◆ **Aim of the exercise**
Count lines holding the string "true" in the data that follows. Reply with one number only.

◆ **Data lines**
☆ ☆ ☆ ☆ ☆ ☆ ☆

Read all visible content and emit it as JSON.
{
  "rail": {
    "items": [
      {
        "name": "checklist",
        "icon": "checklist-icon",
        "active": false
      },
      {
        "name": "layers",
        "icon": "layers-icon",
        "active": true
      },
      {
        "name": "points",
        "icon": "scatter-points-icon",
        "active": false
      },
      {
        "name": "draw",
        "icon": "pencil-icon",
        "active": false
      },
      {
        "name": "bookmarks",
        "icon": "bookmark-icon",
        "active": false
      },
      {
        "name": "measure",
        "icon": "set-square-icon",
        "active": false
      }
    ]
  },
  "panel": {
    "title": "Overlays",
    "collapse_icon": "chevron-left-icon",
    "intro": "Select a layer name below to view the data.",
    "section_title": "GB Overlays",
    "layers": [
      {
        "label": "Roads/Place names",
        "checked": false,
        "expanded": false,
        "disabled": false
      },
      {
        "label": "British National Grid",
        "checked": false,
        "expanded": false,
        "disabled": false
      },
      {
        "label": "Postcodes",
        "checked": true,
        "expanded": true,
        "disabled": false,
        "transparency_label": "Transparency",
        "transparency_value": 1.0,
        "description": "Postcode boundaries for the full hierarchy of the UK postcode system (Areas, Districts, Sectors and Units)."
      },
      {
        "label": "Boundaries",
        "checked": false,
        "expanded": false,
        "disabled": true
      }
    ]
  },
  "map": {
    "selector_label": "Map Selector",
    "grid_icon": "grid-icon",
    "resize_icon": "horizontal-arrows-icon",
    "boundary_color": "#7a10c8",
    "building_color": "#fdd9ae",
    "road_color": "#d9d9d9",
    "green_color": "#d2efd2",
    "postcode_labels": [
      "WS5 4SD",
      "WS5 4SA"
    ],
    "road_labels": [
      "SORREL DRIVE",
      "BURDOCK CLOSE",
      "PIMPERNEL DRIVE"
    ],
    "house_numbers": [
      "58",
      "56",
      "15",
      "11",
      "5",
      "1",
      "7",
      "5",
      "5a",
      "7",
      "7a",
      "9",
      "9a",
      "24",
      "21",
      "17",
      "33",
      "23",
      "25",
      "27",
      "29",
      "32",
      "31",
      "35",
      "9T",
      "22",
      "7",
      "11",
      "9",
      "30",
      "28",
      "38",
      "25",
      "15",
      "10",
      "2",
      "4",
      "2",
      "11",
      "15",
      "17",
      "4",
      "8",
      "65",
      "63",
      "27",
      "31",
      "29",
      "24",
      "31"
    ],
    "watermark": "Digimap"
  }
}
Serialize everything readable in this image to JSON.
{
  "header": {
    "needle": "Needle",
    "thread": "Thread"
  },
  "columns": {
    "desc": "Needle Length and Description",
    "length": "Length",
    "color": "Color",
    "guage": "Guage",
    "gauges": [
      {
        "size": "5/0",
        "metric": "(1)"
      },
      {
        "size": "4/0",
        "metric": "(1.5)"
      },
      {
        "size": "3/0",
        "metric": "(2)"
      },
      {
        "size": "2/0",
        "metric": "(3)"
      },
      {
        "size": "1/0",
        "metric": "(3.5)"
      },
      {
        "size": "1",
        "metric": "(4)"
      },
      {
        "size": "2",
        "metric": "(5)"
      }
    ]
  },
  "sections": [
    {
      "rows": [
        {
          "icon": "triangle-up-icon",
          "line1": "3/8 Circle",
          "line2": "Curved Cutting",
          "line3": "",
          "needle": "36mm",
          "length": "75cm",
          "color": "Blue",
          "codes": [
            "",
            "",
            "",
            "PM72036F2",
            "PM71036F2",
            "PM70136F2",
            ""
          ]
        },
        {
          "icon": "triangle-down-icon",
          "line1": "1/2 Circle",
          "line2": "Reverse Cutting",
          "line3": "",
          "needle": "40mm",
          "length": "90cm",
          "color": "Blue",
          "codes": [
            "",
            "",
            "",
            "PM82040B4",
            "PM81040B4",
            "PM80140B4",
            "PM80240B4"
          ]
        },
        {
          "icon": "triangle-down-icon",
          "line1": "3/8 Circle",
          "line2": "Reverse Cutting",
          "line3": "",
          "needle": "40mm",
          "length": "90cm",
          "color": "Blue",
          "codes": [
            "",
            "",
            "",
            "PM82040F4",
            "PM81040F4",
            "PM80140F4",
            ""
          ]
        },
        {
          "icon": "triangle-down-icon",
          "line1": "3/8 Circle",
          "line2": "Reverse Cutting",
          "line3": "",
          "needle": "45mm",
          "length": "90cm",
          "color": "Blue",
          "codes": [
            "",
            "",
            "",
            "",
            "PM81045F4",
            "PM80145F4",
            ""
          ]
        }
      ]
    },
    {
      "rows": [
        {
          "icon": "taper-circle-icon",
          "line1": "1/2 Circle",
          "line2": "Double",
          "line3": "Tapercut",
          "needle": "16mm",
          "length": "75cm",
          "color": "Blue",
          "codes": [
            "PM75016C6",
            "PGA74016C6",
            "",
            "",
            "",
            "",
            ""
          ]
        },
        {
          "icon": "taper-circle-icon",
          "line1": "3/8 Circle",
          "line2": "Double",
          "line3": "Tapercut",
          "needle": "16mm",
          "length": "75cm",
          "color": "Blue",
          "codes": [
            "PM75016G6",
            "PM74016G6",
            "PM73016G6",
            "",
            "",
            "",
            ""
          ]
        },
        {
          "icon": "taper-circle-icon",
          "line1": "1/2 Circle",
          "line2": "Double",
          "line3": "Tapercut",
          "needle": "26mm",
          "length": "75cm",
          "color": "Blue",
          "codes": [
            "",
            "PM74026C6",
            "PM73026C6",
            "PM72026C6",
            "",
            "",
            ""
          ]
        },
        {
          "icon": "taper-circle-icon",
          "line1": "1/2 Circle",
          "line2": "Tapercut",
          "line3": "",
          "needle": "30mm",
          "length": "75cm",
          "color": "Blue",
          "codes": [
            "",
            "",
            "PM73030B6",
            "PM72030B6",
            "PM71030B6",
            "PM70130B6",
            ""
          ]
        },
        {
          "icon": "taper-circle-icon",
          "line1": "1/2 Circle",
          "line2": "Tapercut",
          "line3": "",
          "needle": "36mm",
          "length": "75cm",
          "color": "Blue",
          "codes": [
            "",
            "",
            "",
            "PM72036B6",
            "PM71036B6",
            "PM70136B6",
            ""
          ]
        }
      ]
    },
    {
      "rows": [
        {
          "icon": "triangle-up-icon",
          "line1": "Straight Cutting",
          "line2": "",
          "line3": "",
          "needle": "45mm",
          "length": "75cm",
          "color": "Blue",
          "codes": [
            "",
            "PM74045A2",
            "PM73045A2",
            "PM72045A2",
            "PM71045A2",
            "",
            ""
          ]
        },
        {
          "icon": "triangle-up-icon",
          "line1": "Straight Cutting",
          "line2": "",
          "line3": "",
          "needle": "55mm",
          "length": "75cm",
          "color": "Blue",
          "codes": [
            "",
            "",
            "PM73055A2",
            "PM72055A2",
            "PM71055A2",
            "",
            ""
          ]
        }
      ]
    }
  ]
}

☆ ☆ ☆ ☆ ☆ ☆ ☆

◆ **The response**
4